SHORT PROBLEM:
Reproduce all entries word for word.
◇ ◇ ◇ ◇
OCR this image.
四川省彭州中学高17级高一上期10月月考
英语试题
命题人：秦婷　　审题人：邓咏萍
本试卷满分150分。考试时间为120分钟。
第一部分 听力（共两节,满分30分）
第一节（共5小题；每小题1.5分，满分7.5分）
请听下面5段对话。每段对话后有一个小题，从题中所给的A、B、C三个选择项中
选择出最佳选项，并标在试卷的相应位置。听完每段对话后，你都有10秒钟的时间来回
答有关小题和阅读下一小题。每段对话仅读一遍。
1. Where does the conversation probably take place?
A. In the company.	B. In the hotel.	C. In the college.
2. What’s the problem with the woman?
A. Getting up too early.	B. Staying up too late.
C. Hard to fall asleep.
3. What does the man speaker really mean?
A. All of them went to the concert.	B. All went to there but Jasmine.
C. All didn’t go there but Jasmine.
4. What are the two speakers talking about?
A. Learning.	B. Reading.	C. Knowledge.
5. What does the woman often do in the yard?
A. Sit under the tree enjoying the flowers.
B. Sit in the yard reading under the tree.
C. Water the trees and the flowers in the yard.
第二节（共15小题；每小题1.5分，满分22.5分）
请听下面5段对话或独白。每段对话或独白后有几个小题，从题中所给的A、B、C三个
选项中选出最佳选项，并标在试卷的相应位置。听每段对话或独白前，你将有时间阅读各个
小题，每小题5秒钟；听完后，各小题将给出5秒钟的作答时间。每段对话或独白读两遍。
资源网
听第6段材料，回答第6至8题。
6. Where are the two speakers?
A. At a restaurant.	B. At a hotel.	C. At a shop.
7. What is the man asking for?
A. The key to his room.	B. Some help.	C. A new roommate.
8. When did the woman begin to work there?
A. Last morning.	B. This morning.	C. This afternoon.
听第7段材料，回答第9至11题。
◇ ◇ ◇ ◇
RESPONSE:
OCR this image.
四川省彭州中学高17级高一上期10月月考
英语试题
命题人：秦婷　　审题人：邓咏萍
本试卷满分150分。考试时间为120分钟。
第一部分 听力（共两节,满分30分）
第一节（共5小题；每小题1.5分，满分7.5分）
请听下面5段对话。每段对话后有一个小题，从题中所给的A、B、C三个选择项中
选择出最佳选项，并标在试卷的相应位置。听完每段对话后，你都有10秒钟的时间来回
答有关小题和阅读下一小题。每段对话仅读一遍。
1. Where does the conversation probably take place?
A. In the company.	B. In the hotel.	C. In the college.
2. What’s the problem with the woman?
A. Getting up too early.	B. Staying up too late.
C. Hard to fall asleep.
3. What does the man speaker really mean?
A. All of them went to the concert.	B. All went to there but Jasmine.
C. All didn’t go there but Jasmine.
4. What are the two speakers talking about?
A. Learning.	B. Reading.	C. Knowledge.
5. What does the woman often do in the yard?
A. Sit under the tree enjoying the flowers.
B. Sit in the yard reading under the tree.
C. Water the trees and the flowers in the yard.
第二节（共15小题；每小题1.5分，满分22.5分）
请听下面5段对话或独白。每段对话或独白后有几个小题，从题中所给的A、B、C三个
选项中选出最佳选项，并标在试卷的相应位置。听每段对话或独白前，你将有时间阅读各个
小题，每小题5秒钟；听完后，各小题将给出5秒钟的作答时间。每段对话或独白读两遍。
资源网
听第6段材料，回答第6至8题。
6. Where are the two speakers?
A. At a restaurant.	B. At a hotel.	C. At a shop.
7. What is the man asking for?
A. The key to his room.	B. Some help.	C. A new roommate.
8. When did the woman begin to work there?
A. Last morning.	B. This morning.	C. This afternoon.
听第7段材料，回答第9至11题。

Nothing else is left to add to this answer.